_PROBLEM DETAILS_. Write out each line of the listing as it stands, without the images.

_RECORDS SUPPLIED_.
========================================================================

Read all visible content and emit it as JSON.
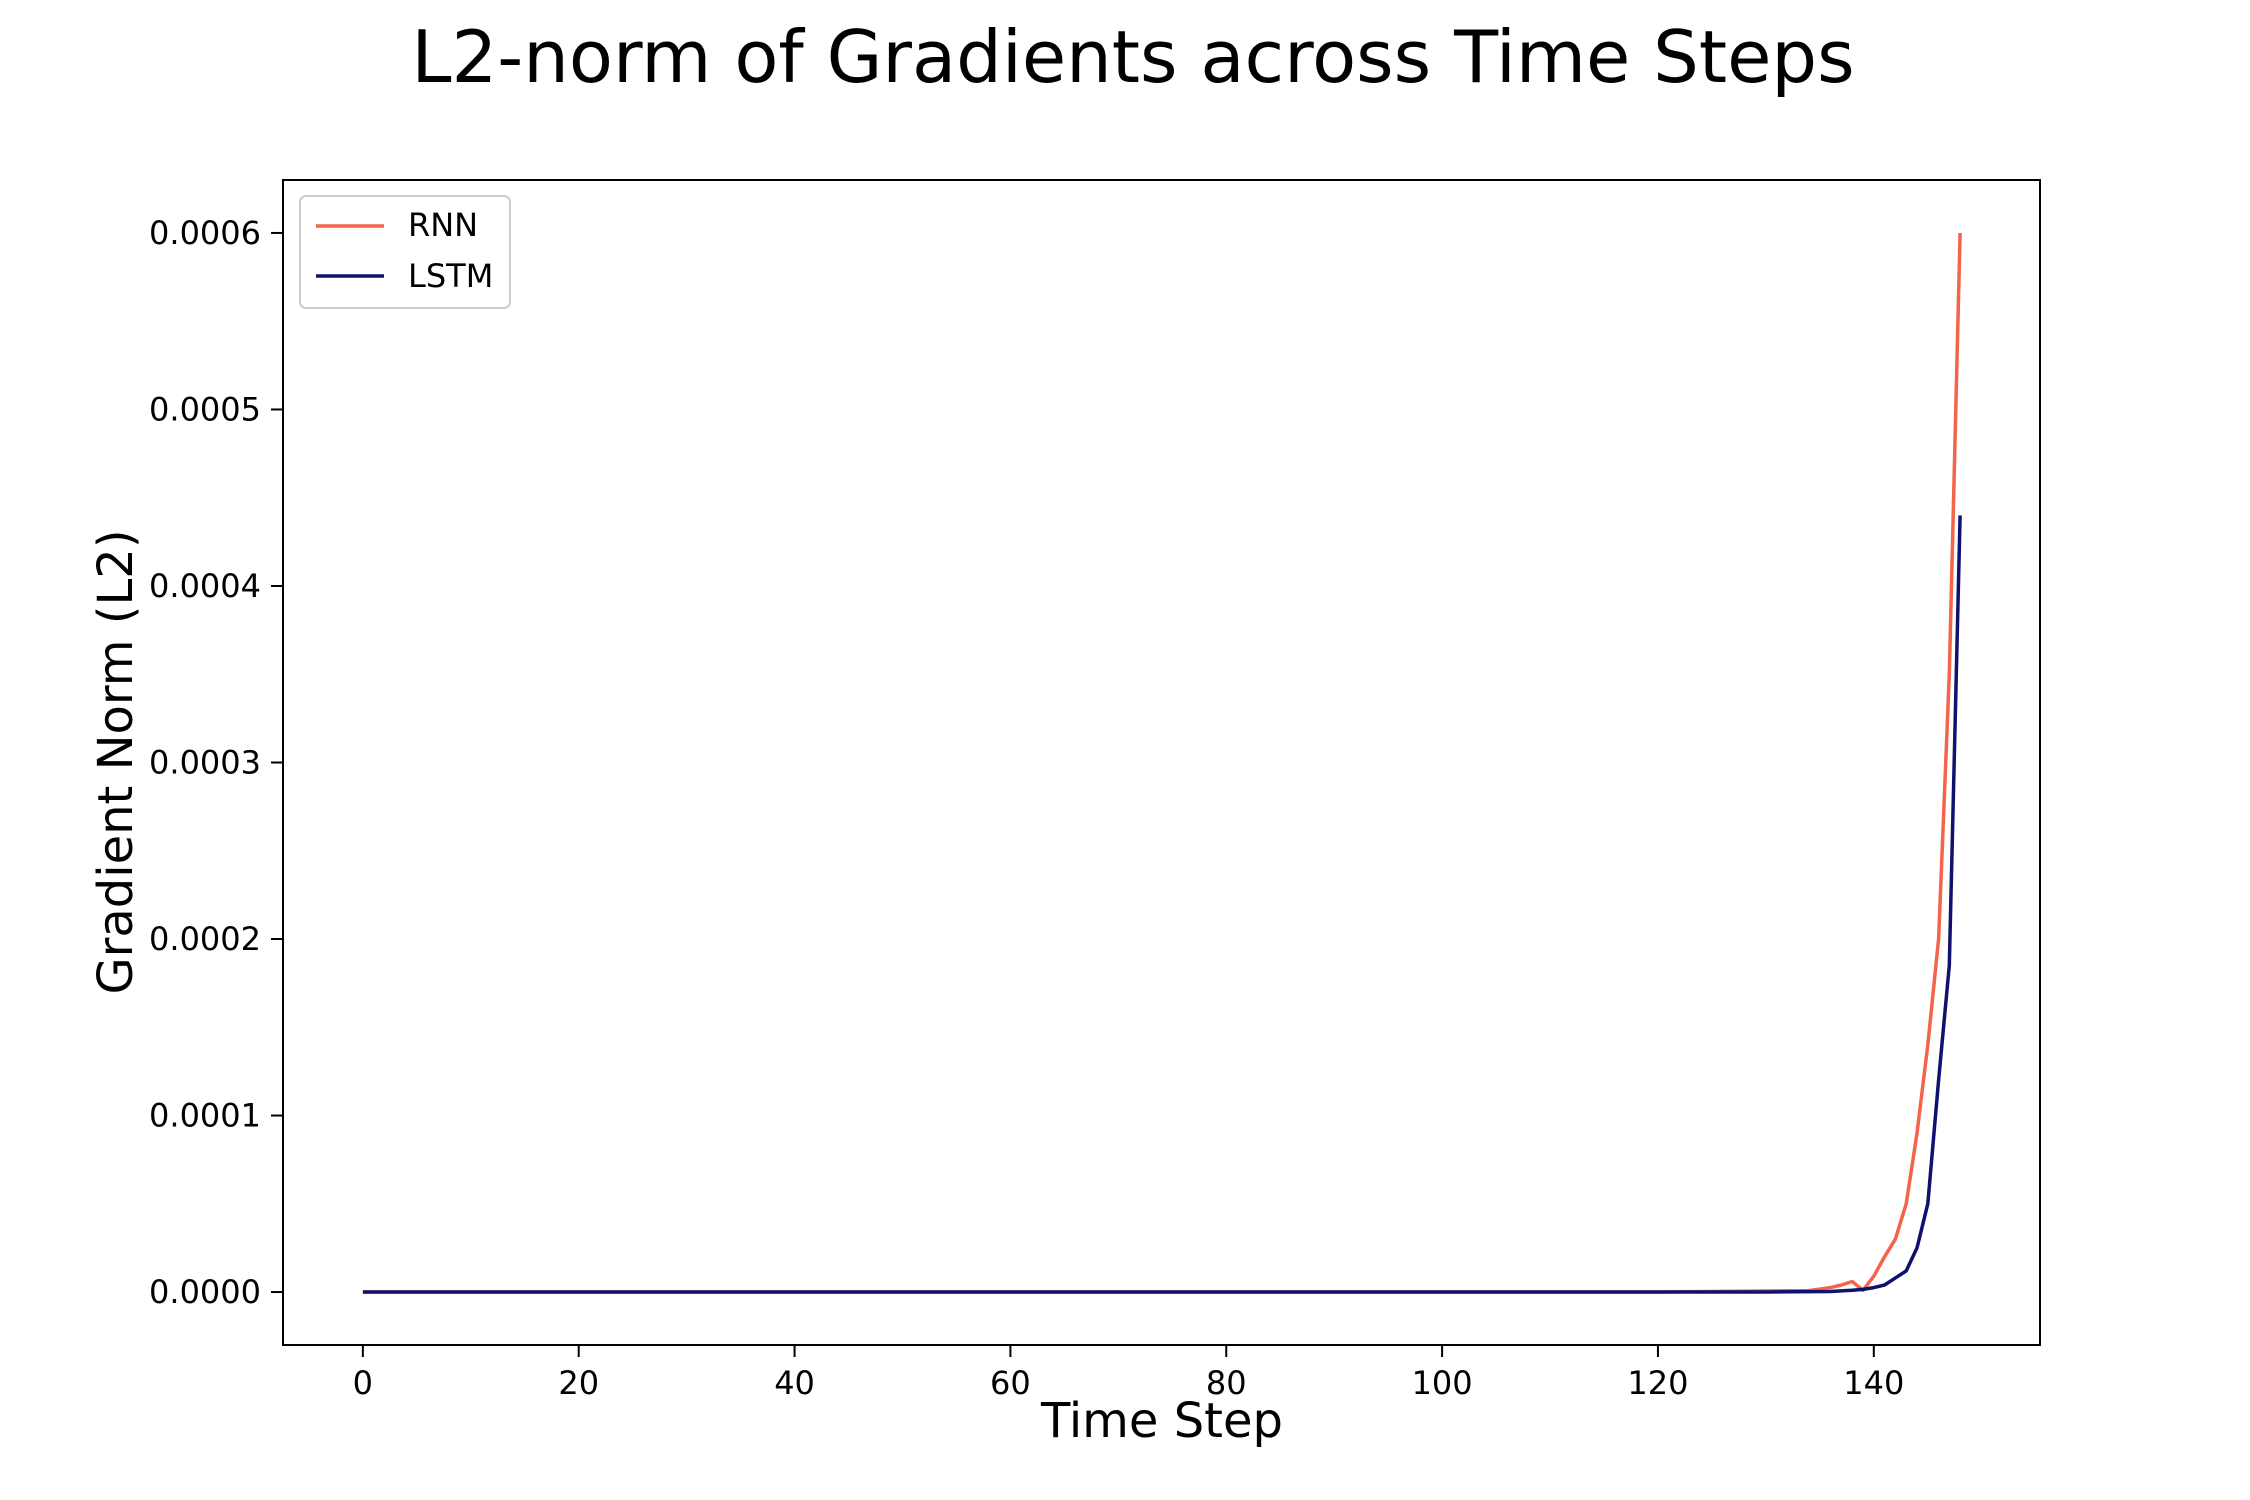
{
  "chart_data": {
    "type": "line",
    "title": "L2-norm of Gradients across Time Steps",
    "xlabel": "Time Step",
    "ylabel": "Gradient Norm (L2)",
    "xlim": [
      -7.4,
      155.4
    ],
    "ylim": [
      -3e-05,
      0.00063
    ],
    "xticks": [
      0,
      20,
      40,
      60,
      80,
      100,
      120,
      140
    ],
    "xtick_labels": [
      "0",
      "20",
      "40",
      "60",
      "80",
      "100",
      "120",
      "140"
    ],
    "yticks": [
      0,
      0.0001,
      0.0002,
      0.0003,
      0.0004,
      0.0005,
      0.0006
    ],
    "ytick_labels": [
      "0.0000",
      "0.0001",
      "0.0002",
      "0.0003",
      "0.0004",
      "0.0005",
      "0.0006"
    ],
    "grid": false,
    "legend_position": "upper-left",
    "series": [
      {
        "name": "RNN",
        "color": "#f4634a",
        "x": [
          0,
          120,
          134,
          136,
          137,
          138,
          139,
          140,
          141,
          142,
          143,
          144,
          145,
          146,
          147,
          148
        ],
        "y": [
          0,
          0,
          8e-07,
          2.5e-06,
          4e-06,
          6e-06,
          1e-06,
          9e-06,
          2e-05,
          3e-05,
          5e-05,
          9e-05,
          0.00014,
          0.0002,
          0.00035,
          0.0006
        ]
      },
      {
        "name": "LSTM",
        "color": "#10106e",
        "x": [
          0,
          130,
          136,
          138,
          139,
          140,
          141,
          142,
          143,
          144,
          145,
          146,
          147,
          148
        ],
        "y": [
          0,
          0,
          3e-07,
          1e-06,
          1.5e-06,
          2.5e-06,
          4e-06,
          8e-06,
          1.2e-05,
          2.5e-05,
          5e-05,
          0.00012,
          0.000185,
          0.00044
        ]
      }
    ]
  }
}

========================================================================

_RESULT FOR THIS TASK_.
Read all visible content and emit it as JSON.
{
  "chart_data": {
    "type": "line",
    "title": "L2-norm of Gradients across Time Steps",
    "xlabel": "Time Step",
    "ylabel": "Gradient Norm (L2)",
    "xlim": [
      -7.4,
      155.4
    ],
    "ylim": [
      -3e-05,
      0.00063
    ],
    "xticks": [
      0,
      20,
      40,
      60,
      80,
      100,
      120,
      140
    ],
    "xtick_labels": [
      "0",
      "20",
      "40",
      "60",
      "80",
      "100",
      "120",
      "140"
    ],
    "yticks": [
      0,
      0.0001,
      0.0002,
      0.0003,
      0.0004,
      0.0005,
      0.0006
    ],
    "ytick_labels": [
      "0.0000",
      "0.0001",
      "0.0002",
      "0.0003",
      "0.0004",
      "0.0005",
      "0.0006"
    ],
    "grid": false,
    "legend_position": "upper-left",
    "series": [
      {
        "name": "RNN",
        "color": "#f4634a",
        "x": [
          0,
          120,
          134,
          136,
          137,
          138,
          139,
          140,
          141,
          142,
          143,
          144,
          145,
          146,
          147,
          148
        ],
        "y": [
          0,
          0,
          8e-07,
          2.5e-06,
          4e-06,
          6e-06,
          1e-06,
          9e-06,
          2e-05,
          3e-05,
          5e-05,
          9e-05,
          0.00014,
          0.0002,
          0.00035,
          0.0006
        ]
      },
      {
        "name": "LSTM",
        "color": "#10106e",
        "x": [
          0,
          130,
          136,
          138,
          139,
          140,
          141,
          142,
          143,
          144,
          145,
          146,
          147,
          148
        ],
        "y": [
          0,
          0,
          3e-07,
          1e-06,
          1.5e-06,
          2.5e-06,
          4e-06,
          8e-06,
          1.2e-05,
          2.5e-05,
          5e-05,
          0.00012,
          0.000185,
          0.00044
        ]
      }
    ]
  }
}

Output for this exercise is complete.